■ **Exercise description**
Search the listing below for the word "name" and copy each line that holds it.

■ **Collected data**

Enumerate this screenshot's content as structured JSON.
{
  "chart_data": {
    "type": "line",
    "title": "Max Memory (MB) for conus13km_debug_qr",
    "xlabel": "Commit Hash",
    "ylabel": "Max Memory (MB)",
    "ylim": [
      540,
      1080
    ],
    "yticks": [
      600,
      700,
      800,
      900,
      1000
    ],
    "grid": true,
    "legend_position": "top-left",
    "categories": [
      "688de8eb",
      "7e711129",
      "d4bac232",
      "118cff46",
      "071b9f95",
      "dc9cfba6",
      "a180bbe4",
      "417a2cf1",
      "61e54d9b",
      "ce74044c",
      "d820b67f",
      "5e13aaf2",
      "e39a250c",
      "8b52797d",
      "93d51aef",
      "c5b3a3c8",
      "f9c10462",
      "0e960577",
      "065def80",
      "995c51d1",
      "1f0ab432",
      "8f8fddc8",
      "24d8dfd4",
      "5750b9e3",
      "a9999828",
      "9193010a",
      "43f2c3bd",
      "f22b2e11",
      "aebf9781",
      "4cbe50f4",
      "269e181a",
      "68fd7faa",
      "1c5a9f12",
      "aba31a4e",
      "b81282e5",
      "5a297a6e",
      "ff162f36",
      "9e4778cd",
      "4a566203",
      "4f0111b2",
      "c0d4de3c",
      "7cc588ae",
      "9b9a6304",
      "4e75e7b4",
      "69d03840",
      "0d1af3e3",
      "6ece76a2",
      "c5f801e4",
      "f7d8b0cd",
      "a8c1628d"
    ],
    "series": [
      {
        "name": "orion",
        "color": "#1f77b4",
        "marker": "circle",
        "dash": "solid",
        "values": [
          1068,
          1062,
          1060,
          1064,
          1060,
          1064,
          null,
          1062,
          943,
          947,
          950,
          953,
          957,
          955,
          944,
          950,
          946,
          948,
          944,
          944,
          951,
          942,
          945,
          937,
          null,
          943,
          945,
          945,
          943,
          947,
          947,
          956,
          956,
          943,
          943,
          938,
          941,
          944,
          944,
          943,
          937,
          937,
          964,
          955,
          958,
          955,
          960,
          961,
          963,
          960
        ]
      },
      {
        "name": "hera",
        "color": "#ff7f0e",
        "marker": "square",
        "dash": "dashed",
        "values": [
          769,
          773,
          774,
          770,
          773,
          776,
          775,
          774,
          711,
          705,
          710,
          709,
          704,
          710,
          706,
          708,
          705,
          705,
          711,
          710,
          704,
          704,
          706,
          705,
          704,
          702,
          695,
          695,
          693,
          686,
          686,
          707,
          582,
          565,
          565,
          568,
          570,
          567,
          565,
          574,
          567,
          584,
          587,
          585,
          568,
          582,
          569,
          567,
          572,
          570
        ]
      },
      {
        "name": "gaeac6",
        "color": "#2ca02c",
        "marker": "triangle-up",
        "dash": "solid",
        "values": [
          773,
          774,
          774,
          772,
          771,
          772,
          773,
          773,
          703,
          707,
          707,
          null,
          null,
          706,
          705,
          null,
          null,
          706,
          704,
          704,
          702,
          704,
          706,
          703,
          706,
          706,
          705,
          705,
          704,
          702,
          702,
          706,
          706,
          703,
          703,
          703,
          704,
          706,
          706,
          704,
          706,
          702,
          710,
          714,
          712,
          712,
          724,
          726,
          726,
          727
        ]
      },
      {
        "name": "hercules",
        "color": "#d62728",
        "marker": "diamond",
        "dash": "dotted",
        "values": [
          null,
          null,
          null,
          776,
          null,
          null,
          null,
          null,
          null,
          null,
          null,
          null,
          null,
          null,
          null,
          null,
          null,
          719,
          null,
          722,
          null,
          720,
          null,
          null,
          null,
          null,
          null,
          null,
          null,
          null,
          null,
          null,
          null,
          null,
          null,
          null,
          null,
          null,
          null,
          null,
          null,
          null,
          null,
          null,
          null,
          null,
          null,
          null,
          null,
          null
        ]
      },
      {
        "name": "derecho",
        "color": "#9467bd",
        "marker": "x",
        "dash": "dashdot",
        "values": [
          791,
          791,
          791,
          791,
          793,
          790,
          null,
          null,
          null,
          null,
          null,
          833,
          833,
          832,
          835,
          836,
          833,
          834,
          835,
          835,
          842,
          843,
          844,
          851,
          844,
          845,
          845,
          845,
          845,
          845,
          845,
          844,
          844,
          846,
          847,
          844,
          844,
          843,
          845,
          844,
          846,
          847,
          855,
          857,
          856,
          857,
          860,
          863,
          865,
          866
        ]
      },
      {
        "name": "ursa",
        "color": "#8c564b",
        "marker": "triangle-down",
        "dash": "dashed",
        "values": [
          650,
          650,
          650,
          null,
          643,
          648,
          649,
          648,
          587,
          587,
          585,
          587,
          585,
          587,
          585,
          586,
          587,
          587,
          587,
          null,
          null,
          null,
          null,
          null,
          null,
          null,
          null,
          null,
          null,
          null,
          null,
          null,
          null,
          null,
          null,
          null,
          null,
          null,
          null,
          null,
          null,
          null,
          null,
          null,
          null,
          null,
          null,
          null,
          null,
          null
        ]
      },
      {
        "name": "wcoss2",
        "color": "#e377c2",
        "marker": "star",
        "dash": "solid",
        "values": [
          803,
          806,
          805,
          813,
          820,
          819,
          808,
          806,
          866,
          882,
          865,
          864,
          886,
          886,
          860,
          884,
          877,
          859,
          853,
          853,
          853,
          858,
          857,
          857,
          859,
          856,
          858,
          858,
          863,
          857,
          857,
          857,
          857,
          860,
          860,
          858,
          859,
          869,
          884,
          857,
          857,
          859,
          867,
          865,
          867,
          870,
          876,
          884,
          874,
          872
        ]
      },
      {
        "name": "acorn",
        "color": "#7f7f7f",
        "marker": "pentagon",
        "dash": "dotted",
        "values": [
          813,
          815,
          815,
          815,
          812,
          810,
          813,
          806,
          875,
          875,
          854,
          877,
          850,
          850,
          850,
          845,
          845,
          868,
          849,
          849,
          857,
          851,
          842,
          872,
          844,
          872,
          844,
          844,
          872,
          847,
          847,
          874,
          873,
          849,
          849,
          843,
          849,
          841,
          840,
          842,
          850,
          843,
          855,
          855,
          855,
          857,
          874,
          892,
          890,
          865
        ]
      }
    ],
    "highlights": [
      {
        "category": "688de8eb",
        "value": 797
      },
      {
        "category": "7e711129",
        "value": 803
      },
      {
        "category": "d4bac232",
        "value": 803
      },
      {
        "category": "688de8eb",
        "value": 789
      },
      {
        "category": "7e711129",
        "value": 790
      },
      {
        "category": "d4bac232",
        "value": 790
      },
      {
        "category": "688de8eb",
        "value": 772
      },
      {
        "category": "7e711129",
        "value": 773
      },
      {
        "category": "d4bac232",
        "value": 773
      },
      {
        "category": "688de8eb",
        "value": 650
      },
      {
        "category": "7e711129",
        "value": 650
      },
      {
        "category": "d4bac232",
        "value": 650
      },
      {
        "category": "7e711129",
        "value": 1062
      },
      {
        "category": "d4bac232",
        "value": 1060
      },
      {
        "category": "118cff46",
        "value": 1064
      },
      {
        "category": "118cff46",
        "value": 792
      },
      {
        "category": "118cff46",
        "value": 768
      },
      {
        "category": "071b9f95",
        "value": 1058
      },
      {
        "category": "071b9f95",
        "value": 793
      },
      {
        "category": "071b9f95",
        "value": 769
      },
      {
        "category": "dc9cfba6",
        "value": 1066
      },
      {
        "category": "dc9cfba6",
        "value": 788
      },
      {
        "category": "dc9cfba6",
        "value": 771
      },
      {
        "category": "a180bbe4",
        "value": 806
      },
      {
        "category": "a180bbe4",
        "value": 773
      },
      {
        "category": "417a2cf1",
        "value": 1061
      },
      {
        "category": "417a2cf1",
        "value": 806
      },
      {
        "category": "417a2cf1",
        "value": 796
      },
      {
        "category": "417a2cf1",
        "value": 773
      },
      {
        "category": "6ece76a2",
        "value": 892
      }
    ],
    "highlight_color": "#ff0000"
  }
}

■ **Answer for the task**
        "name": "orion",
        "name": "hera",
        "name": "gaeac6",
        "name": "hercules",
        "name": "derecho",
        "name": "ursa",
        "name": "wcoss2",
        "name": "acorn",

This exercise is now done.